## Dataset
'''

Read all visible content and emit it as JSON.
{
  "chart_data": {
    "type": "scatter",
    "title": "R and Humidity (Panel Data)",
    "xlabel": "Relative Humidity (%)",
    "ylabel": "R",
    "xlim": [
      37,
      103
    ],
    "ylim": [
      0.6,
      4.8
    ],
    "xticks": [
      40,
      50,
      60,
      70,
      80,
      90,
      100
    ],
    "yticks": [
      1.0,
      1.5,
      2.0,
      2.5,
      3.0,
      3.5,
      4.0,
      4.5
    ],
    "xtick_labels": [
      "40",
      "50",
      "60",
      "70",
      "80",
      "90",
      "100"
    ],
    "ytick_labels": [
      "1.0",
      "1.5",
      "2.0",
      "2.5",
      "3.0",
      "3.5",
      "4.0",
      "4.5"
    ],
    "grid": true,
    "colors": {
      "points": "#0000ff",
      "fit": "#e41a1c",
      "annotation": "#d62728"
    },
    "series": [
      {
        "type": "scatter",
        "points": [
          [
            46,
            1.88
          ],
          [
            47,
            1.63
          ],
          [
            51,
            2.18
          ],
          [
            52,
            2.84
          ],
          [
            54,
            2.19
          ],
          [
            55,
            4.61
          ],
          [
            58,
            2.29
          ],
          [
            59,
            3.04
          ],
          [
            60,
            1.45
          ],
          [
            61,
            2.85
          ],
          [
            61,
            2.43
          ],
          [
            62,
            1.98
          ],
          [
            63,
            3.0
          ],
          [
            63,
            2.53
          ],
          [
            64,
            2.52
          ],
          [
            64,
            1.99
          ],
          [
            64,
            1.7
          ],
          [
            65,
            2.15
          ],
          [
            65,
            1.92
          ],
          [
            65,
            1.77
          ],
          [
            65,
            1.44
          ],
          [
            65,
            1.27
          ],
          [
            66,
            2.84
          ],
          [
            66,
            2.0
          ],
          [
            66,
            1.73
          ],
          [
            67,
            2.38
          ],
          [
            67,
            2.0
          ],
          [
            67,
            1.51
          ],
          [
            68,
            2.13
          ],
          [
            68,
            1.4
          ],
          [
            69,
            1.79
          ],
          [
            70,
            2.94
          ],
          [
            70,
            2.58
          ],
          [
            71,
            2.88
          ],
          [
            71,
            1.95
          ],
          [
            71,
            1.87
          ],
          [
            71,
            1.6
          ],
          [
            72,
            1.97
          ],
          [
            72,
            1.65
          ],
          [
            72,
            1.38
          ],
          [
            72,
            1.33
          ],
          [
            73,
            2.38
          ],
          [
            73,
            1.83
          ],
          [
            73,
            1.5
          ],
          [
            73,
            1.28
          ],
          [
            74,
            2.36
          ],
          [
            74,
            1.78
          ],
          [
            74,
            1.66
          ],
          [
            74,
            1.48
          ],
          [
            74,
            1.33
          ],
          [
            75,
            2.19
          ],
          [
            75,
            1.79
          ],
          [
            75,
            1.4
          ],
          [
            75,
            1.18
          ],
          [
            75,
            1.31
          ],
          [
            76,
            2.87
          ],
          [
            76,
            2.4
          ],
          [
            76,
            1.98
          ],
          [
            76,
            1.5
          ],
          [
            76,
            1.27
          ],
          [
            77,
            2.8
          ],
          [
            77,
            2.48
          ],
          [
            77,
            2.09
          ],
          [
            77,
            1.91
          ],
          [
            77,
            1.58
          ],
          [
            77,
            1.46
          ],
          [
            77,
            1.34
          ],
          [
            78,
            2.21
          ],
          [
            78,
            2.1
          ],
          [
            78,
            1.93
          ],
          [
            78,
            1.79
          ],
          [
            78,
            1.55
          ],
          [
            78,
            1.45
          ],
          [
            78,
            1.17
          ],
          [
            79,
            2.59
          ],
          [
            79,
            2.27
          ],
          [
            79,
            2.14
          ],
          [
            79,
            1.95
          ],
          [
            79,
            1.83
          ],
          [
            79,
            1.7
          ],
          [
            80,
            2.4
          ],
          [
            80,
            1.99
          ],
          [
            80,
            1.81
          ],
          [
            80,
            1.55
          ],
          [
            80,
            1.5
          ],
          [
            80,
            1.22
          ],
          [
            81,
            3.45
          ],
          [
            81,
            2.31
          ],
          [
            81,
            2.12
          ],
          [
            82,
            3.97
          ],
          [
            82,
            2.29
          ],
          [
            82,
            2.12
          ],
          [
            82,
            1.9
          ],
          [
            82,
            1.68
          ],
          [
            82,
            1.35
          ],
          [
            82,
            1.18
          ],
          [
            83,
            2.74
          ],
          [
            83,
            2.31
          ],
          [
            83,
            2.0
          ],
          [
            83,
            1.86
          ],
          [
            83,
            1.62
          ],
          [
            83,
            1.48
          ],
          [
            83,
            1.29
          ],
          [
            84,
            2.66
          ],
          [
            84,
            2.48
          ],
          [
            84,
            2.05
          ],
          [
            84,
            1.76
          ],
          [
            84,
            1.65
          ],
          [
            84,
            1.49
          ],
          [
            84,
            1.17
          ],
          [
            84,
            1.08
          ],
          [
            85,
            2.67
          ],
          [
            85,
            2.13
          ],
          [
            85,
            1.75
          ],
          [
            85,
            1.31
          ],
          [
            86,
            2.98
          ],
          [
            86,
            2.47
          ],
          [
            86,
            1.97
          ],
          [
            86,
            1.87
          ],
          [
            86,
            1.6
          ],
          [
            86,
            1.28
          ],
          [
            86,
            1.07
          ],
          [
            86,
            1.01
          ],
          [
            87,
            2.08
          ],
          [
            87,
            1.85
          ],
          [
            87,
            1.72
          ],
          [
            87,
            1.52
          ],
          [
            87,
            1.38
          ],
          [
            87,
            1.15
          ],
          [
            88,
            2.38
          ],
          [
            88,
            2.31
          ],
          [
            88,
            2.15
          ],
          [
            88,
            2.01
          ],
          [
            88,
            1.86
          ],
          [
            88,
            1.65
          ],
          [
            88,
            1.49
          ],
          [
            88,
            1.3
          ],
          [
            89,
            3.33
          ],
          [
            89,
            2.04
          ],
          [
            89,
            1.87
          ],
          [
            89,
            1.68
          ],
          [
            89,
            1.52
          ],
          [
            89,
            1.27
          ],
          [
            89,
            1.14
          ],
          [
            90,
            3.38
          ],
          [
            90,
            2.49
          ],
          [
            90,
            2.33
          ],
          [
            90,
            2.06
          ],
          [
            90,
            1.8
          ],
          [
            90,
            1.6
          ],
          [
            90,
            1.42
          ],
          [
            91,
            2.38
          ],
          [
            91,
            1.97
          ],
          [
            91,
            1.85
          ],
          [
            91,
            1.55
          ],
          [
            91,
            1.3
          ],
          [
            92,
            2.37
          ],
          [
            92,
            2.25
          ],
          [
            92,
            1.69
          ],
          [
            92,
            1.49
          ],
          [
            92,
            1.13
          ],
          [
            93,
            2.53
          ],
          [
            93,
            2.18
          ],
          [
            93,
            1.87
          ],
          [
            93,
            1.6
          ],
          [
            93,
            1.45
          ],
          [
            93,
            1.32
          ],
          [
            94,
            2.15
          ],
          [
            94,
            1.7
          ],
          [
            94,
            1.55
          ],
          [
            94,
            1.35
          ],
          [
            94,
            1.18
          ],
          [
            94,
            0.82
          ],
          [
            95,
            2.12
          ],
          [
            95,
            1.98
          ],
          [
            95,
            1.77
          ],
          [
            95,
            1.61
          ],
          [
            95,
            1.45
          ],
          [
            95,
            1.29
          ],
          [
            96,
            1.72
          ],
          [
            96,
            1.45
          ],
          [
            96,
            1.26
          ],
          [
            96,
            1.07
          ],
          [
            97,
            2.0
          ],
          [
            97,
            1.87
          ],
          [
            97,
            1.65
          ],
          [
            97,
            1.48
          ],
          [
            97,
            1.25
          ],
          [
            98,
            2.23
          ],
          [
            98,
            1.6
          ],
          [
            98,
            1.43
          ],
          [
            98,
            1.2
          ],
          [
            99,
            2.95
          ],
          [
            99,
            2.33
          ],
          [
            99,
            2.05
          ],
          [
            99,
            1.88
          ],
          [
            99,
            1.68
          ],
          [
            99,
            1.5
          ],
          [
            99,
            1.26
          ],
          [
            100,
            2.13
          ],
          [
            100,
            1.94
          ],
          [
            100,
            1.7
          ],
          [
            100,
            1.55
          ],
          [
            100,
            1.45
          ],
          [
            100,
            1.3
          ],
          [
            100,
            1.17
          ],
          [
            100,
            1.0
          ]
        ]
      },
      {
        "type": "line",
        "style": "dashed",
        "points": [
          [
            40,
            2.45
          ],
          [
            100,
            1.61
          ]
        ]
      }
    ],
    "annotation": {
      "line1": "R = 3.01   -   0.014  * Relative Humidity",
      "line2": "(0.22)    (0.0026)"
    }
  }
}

'''

## Task goal
Copy out every line with the word "Relative".

## Exercise answer
    "xlabel": "Relative Humidity (%)",
      "line1": "R = 3.01   -   0.014  * Relative Humidity",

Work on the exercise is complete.